======== DATA FOR ANALYSIS ========

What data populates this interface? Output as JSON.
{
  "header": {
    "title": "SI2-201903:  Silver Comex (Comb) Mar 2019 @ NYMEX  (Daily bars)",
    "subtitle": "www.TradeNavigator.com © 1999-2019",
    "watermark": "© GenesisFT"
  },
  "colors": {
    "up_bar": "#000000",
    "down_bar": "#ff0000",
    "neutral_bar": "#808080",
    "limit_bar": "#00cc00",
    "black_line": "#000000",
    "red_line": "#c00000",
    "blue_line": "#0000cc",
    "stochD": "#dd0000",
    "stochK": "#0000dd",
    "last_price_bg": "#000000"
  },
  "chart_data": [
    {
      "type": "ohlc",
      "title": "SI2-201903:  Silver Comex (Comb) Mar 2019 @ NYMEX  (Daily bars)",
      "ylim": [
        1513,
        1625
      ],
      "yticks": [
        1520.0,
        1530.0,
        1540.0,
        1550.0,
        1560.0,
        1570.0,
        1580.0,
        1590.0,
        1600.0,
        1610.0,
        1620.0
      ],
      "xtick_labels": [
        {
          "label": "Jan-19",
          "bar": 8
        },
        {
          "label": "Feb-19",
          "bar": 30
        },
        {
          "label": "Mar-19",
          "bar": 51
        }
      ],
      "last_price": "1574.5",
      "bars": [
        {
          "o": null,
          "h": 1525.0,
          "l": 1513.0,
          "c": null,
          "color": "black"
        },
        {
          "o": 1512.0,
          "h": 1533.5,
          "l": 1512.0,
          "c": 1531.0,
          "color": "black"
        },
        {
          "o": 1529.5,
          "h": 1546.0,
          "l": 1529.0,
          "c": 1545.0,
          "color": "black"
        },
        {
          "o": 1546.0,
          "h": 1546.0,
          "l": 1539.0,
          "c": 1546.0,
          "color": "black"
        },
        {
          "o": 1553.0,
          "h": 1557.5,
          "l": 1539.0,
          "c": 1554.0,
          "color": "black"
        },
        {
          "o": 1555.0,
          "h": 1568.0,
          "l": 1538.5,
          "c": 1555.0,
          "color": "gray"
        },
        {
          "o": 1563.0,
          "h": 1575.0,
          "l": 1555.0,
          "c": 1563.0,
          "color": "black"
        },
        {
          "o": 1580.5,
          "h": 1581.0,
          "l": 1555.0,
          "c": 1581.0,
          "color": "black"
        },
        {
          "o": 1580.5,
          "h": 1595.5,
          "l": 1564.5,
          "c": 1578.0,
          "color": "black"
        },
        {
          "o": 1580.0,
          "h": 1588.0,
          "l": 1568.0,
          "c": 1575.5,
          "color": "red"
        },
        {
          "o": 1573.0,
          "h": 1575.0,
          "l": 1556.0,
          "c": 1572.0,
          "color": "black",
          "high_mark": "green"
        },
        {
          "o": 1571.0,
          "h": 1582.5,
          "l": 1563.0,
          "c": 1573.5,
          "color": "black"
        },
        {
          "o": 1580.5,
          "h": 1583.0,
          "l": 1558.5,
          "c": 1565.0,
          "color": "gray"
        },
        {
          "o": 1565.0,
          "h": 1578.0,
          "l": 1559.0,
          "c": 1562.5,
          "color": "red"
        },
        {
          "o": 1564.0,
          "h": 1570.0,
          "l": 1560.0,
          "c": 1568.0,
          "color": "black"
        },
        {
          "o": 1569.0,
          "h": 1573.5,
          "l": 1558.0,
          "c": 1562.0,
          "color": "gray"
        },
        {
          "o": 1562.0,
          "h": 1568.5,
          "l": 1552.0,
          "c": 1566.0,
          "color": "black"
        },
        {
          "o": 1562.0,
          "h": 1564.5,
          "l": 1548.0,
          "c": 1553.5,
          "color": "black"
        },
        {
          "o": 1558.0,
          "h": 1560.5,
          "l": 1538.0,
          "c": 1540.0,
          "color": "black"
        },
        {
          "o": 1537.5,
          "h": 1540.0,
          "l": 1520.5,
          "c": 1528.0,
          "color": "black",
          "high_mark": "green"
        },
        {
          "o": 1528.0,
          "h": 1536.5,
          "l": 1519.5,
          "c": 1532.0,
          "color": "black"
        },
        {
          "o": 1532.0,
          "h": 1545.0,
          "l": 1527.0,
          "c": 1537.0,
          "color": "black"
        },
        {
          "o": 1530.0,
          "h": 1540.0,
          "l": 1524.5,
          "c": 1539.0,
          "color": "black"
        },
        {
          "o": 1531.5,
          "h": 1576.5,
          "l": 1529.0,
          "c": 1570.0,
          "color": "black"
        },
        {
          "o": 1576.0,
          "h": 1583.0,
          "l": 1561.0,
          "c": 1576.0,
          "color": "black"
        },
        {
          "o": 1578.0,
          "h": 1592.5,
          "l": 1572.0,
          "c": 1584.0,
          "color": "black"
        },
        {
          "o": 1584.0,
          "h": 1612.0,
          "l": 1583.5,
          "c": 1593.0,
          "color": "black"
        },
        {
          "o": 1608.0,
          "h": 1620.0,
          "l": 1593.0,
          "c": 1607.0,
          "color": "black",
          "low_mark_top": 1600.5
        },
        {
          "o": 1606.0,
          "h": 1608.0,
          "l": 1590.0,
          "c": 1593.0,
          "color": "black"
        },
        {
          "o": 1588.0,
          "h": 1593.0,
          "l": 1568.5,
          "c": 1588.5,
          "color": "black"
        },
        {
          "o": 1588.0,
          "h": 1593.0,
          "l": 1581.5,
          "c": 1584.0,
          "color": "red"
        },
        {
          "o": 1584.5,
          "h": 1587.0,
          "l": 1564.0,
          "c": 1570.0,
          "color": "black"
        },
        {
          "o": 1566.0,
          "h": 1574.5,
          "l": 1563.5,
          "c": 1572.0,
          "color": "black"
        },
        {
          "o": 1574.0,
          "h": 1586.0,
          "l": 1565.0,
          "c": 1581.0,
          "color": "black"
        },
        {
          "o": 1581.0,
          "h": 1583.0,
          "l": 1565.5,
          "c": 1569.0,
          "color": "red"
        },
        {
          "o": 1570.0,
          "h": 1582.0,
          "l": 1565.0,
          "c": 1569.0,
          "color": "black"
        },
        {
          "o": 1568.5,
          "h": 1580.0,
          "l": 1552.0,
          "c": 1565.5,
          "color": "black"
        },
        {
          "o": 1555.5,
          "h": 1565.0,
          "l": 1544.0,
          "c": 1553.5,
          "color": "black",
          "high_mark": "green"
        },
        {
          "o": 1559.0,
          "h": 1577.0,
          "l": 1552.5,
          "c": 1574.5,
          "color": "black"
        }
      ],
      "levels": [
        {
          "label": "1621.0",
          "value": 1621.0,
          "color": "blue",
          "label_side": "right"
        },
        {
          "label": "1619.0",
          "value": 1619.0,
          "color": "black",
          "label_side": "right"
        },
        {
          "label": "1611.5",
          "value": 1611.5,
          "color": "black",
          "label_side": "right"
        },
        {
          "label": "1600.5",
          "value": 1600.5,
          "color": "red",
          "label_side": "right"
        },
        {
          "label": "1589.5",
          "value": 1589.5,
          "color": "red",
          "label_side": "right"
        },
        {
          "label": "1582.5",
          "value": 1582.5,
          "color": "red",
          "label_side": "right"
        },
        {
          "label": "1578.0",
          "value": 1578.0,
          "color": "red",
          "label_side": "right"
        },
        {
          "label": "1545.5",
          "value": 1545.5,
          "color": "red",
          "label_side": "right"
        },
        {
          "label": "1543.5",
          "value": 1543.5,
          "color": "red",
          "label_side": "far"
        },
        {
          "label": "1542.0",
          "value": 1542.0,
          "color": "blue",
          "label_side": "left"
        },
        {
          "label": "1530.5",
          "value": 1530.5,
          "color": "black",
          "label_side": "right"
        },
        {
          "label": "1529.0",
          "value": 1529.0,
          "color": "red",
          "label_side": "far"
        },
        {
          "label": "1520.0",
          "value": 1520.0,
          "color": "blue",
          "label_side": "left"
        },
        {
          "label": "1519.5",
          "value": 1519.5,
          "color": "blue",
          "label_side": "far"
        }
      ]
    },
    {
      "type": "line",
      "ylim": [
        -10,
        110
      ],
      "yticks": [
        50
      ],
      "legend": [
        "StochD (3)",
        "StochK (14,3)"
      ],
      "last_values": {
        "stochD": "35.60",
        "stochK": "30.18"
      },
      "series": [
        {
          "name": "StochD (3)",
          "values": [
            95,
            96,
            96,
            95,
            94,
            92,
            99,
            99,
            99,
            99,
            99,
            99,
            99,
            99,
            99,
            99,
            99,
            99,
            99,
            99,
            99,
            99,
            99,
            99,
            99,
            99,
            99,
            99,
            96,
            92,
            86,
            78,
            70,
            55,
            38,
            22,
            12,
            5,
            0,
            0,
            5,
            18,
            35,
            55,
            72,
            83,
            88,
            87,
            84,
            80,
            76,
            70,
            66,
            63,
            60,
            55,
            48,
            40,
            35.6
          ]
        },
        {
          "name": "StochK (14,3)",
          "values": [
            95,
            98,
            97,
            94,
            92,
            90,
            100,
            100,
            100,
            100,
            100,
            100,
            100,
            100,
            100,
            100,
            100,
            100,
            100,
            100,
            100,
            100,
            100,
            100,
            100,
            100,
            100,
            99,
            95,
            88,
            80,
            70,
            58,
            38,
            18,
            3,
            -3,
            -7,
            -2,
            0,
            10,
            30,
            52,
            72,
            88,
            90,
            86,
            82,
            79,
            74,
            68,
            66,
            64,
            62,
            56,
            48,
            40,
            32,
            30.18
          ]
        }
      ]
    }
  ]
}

========

Extract every line of the records above that contains the word "Comex".

    "title": "SI2-201903:  Silver Comex (Comb) Mar 2019 @ NYMEX  (Daily bars)",
      "title": "SI2-201903:  Silver Comex (Comb) Mar 2019 @ NYMEX  (Daily bars)",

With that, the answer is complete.